## Start ENTRIES SUPPLIED

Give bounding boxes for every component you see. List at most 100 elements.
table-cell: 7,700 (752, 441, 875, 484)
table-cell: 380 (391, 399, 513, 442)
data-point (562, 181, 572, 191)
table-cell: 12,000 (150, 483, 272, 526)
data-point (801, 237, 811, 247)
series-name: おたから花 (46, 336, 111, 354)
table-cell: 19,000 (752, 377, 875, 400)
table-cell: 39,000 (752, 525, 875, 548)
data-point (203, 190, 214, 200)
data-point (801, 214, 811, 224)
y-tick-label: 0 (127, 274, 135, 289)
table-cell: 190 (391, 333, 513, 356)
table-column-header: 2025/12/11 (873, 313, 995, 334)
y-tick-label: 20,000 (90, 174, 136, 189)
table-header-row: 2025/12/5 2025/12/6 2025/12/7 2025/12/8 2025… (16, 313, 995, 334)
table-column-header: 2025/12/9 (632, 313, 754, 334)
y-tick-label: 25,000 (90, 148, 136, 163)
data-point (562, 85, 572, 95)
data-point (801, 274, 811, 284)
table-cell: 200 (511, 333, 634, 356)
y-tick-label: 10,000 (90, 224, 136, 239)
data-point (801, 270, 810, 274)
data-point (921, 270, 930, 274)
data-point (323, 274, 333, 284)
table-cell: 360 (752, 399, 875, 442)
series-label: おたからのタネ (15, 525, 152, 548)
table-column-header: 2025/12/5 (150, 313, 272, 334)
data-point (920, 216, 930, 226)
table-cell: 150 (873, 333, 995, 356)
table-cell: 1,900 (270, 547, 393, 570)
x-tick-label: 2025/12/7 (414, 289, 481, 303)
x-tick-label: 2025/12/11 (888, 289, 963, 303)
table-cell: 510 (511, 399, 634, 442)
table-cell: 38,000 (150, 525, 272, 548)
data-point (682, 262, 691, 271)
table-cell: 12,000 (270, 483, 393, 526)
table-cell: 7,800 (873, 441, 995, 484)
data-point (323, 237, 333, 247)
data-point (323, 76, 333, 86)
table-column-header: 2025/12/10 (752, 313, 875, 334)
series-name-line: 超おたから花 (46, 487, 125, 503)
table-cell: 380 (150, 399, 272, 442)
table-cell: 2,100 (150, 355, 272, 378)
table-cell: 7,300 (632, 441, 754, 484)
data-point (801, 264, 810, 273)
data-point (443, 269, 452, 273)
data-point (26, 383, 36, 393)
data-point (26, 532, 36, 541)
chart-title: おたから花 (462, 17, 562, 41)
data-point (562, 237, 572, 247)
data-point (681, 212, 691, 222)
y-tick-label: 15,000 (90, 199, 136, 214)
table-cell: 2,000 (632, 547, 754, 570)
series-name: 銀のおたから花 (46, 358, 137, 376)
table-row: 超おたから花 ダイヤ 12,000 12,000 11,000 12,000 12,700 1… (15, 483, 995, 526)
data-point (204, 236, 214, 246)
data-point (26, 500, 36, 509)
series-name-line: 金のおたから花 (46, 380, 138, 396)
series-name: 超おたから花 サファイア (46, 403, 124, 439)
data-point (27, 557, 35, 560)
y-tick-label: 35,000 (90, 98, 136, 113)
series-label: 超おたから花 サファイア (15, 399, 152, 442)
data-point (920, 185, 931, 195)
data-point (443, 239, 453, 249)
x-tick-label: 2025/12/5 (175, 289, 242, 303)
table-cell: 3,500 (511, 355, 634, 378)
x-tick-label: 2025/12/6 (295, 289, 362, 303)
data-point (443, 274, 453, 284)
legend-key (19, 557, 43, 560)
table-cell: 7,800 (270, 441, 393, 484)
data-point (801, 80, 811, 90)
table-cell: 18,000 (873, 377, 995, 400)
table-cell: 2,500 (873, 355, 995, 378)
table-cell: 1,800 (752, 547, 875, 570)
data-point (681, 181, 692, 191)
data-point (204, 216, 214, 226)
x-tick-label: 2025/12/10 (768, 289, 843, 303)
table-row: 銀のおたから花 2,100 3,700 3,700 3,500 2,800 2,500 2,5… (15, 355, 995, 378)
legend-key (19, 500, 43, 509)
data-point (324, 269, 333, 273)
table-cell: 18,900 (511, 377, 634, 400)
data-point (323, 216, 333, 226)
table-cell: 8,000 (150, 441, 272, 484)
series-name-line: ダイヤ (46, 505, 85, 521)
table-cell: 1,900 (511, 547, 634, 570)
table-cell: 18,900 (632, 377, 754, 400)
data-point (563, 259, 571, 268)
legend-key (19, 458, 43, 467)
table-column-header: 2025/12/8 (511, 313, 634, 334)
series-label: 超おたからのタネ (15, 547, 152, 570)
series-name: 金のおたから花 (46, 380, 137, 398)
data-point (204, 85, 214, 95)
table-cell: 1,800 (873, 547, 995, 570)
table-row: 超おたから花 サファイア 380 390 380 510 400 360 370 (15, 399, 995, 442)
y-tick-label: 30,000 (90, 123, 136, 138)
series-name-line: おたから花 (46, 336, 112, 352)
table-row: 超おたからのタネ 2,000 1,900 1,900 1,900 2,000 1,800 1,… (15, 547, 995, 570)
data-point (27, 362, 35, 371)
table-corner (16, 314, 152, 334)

## End ENTRIES SUPPLIED

> TASK DIRECTIONS:
Please pull out each line in the entries above that contains the string "金のおたから花".

> ANSWER FOR THE TASK:
series-name-line: 金のおたから花 (46, 380, 138, 396)
series-name: 金のおたから花 (46, 380, 137, 398)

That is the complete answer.